---- MATERIALS PROVIDED

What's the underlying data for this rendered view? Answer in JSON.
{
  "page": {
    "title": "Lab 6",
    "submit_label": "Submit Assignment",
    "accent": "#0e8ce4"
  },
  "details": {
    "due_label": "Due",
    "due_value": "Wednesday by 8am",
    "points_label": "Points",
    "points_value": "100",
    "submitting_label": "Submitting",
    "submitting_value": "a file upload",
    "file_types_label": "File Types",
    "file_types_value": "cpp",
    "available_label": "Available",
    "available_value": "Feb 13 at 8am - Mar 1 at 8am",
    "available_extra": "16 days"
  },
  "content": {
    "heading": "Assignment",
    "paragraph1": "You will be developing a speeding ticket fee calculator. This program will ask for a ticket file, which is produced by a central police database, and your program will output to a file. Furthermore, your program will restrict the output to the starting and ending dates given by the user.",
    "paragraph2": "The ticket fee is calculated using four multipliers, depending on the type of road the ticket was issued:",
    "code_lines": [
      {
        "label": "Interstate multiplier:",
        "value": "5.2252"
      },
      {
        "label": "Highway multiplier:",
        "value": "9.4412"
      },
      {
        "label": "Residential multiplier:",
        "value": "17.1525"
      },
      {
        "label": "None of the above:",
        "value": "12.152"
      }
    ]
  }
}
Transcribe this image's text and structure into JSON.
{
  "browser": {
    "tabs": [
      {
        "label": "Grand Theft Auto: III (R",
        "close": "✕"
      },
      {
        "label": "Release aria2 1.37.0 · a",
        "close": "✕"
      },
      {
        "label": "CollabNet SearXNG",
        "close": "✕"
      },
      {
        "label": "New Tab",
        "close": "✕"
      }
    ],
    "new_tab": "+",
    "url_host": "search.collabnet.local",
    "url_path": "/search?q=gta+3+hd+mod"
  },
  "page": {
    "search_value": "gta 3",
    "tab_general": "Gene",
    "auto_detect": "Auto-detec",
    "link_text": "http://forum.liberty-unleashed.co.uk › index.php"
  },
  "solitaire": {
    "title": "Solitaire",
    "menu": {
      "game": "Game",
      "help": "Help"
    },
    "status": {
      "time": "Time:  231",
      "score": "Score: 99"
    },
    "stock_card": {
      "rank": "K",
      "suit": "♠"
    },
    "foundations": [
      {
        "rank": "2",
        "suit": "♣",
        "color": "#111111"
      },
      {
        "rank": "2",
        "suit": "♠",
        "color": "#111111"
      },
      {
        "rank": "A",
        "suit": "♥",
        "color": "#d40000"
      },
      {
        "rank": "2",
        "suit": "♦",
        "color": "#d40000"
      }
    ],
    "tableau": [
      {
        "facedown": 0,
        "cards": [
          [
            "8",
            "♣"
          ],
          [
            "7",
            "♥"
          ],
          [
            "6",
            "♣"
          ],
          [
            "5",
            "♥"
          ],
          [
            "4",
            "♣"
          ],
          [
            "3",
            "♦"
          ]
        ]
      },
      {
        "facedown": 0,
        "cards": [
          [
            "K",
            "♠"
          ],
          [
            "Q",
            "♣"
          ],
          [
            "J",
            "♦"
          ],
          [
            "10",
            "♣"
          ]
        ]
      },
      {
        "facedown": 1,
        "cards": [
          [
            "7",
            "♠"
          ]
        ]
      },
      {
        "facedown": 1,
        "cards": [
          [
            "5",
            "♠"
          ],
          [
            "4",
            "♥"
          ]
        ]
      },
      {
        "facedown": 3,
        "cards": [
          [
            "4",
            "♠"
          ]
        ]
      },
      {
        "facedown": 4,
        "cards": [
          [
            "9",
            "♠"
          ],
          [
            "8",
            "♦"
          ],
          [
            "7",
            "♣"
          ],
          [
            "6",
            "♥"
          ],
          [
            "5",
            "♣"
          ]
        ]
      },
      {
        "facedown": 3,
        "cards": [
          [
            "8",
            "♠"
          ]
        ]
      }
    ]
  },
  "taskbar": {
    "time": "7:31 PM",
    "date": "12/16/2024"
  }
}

--------

(EXERCISE DETAILS): Repeat the data precisely, reproducing every entry.

(COMPLETE RESPONSE):
What's the underlying data for this rendered view? Answer in JSON.
{
  "page": {
    "title": "Lab 6",
    "submit_label": "Submit Assignment",
    "accent": "#0e8ce4"
  },
  "details": {
    "due_label": "Due",
    "due_value": "Wednesday by 8am",
    "points_label": "Points",
    "points_value": "100",
    "submitting_label": "Submitting",
    "submitting_value": "a file upload",
    "file_types_label": "File Types",
    "file_types_value": "cpp",
    "available_label": "Available",
    "available_value": "Feb 13 at 8am - Mar 1 at 8am",
    "available_extra": "16 days"
  },
  "content": {
    "heading": "Assignment",
    "paragraph1": "You will be developing a speeding ticket fee calculator. This program will ask for a ticket file, which is produced by a central police database, and your program will output to a file. Furthermore, your program will restrict the output to the starting and ending dates given by the user.",
    "paragraph2": "The ticket fee is calculated using four multipliers, depending on the type of road the ticket was issued:",
    "code_lines": [
      {
        "label": "Interstate multiplier:",
        "value": "5.2252"
      },
      {
        "label": "Highway multiplier:",
        "value": "9.4412"
      },
      {
        "label": "Residential multiplier:",
        "value": "17.1525"
      },
      {
        "label": "None of the above:",
        "value": "12.152"
      }
    ]
  }
}
Transcribe this image's text and structure into JSON.
{
  "browser": {
    "tabs": [
      {
        "label": "Grand Theft Auto: III (R",
        "close": "✕"
      },
      {
        "label": "Release aria2 1.37.0 · a",
        "close": "✕"
      },
      {
        "label": "CollabNet SearXNG",
        "close": "✕"
      },
      {
        "label": "New Tab",
        "close": "✕"
      }
    ],
    "new_tab": "+",
    "url_host": "search.collabnet.local",
    "url_path": "/search?q=gta+3+hd+mod"
  },
  "page": {
    "search_value": "gta 3",
    "tab_general": "Gene",
    "auto_detect": "Auto-detec",
    "link_text": "http://forum.liberty-unleashed.co.uk › index.php"
  },
  "solitaire": {
    "title": "Solitaire",
    "menu": {
      "game": "Game",
      "help": "Help"
    },
    "status": {
      "time": "Time:  231",
      "score": "Score: 99"
    },
    "stock_card": {
      "rank": "K",
      "suit": "♠"
    },
    "foundations": [
      {
        "rank": "2",
        "suit": "♣",
        "color": "#111111"
      },
      {
        "rank": "2",
        "suit": "♠",
        "color": "#111111"
      },
      {
        "rank": "A",
        "suit": "♥",
        "color": "#d40000"
      },
      {
        "rank": "2",
        "suit": "♦",
        "color": "#d40000"
      }
    ],
    "tableau": [
      {
        "facedown": 0,
        "cards": [
          [
            "8",
            "♣"
          ],
          [
            "7",
            "♥"
          ],
          [
            "6",
            "♣"
          ],
          [
            "5",
            "♥"
          ],
          [
            "4",
            "♣"
          ],
          [
            "3",
            "♦"
          ]
        ]
      },
      {
        "facedown": 0,
        "cards": [
          [
            "K",
            "♠"
          ],
          [
            "Q",
            "♣"
          ],
          [
            "J",
            "♦"
          ],
          [
            "10",
            "♣"
          ]
        ]
      },
      {
        "facedown": 1,
        "cards": [
          [
            "7",
            "♠"
          ]
        ]
      },
      {
        "facedown": 1,
        "cards": [
          [
            "5",
            "♠"
          ],
          [
            "4",
            "♥"
          ]
        ]
      },
      {
        "facedown": 3,
        "cards": [
          [
            "4",
            "♠"
          ]
        ]
      },
      {
        "facedown": 4,
        "cards": [
          [
            "9",
            "♠"
          ],
          [
            "8",
            "♦"
          ],
          [
            "7",
            "♣"
          ],
          [
            "6",
            "♥"
          ],
          [
            "5",
            "♣"
          ]
        ]
      },
      {
        "facedown": 3,
        "cards": [
          [
            "8",
            "♠"
          ]
        ]
      }
    ]
  },
  "taskbar": {
    "time": "7:31 PM",
    "date": "12/16/2024"
  }
}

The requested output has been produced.